*Challenge*:
What follows is a listing. Return every line of it exactly.

***

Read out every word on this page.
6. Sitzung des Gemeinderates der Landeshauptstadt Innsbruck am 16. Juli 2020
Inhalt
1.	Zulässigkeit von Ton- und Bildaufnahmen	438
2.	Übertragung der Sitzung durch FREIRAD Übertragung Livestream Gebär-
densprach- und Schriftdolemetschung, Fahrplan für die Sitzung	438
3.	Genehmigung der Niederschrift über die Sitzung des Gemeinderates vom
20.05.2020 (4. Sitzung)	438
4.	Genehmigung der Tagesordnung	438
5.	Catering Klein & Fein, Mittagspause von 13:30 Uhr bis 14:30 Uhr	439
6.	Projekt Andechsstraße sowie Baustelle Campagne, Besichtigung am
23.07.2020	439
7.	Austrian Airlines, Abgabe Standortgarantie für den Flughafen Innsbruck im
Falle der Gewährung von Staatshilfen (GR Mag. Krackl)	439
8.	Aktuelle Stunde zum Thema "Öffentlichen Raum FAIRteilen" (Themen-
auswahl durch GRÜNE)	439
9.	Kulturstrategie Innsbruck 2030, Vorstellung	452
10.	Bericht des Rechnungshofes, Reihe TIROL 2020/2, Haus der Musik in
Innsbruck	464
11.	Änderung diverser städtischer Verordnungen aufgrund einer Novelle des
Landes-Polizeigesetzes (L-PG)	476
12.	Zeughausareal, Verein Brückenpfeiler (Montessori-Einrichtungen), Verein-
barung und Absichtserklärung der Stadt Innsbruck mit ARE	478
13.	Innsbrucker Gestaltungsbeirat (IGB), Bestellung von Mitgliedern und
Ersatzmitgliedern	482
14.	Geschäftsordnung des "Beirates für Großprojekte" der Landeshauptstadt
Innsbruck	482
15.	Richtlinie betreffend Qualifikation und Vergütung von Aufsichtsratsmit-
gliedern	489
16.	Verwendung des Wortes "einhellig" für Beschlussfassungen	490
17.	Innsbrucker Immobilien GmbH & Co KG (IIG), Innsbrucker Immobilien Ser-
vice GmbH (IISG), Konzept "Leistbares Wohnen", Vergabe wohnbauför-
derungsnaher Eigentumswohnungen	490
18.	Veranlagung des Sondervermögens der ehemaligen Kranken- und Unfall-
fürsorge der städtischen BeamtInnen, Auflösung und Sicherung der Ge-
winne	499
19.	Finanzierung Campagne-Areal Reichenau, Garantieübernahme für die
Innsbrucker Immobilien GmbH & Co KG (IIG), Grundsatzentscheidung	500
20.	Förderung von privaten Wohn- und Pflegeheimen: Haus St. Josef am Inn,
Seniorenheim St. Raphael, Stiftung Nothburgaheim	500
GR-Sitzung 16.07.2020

***

*Result*:
Read out every word on this page.
6. Sitzung des Gemeinderates der Landeshauptstadt Innsbruck am 16. Juli 2020
Inhalt
1.	Zulässigkeit von Ton- und Bildaufnahmen	438
2.	Übertragung der Sitzung durch FREIRAD Übertragung Livestream Gebär-
densprach- und Schriftdolemetschung, Fahrplan für die Sitzung	438
3.	Genehmigung der Niederschrift über die Sitzung des Gemeinderates vom
20.05.2020 (4. Sitzung)	438
4.	Genehmigung der Tagesordnung	438
5.	Catering Klein & Fein, Mittagspause von 13:30 Uhr bis 14:30 Uhr	439
6.	Projekt Andechsstraße sowie Baustelle Campagne, Besichtigung am
23.07.2020	439
7.	Austrian Airlines, Abgabe Standortgarantie für den Flughafen Innsbruck im
Falle der Gewährung von Staatshilfen (GR Mag. Krackl)	439
8.	Aktuelle Stunde zum Thema "Öffentlichen Raum FAIRteilen" (Themen-
auswahl durch GRÜNE)	439
9.	Kulturstrategie Innsbruck 2030, Vorstellung	452
10.	Bericht des Rechnungshofes, Reihe TIROL 2020/2, Haus der Musik in
Innsbruck	464
11.	Änderung diverser städtischer Verordnungen aufgrund einer Novelle des
Landes-Polizeigesetzes (L-PG)	476
12.	Zeughausareal, Verein Brückenpfeiler (Montessori-Einrichtungen), Verein-
barung und Absichtserklärung der Stadt Innsbruck mit ARE	478
13.	Innsbrucker Gestaltungsbeirat (IGB), Bestellung von Mitgliedern und
Ersatzmitgliedern	482
14.	Geschäftsordnung des "Beirates für Großprojekte" der Landeshauptstadt
Innsbruck	482
15.	Richtlinie betreffend Qualifikation und Vergütung von Aufsichtsratsmit-
gliedern	489
16.	Verwendung des Wortes "einhellig" für Beschlussfassungen	490
17.	Innsbrucker Immobilien GmbH & Co KG (IIG), Innsbrucker Immobilien Ser-
vice GmbH (IISG), Konzept "Leistbares Wohnen", Vergabe wohnbauför-
derungsnaher Eigentumswohnungen	490
18.	Veranlagung des Sondervermögens der ehemaligen Kranken- und Unfall-
fürsorge der städtischen BeamtInnen, Auflösung und Sicherung der Ge-
winne	499
19.	Finanzierung Campagne-Areal Reichenau, Garantieübernahme für die
Innsbrucker Immobilien GmbH & Co KG (IIG), Grundsatzentscheidung	500
20.	Förderung von privaten Wohn- und Pflegeheimen: Haus St. Josef am Inn,
Seniorenheim St. Raphael, Stiftung Nothburgaheim	500
GR-Sitzung 16.07.2020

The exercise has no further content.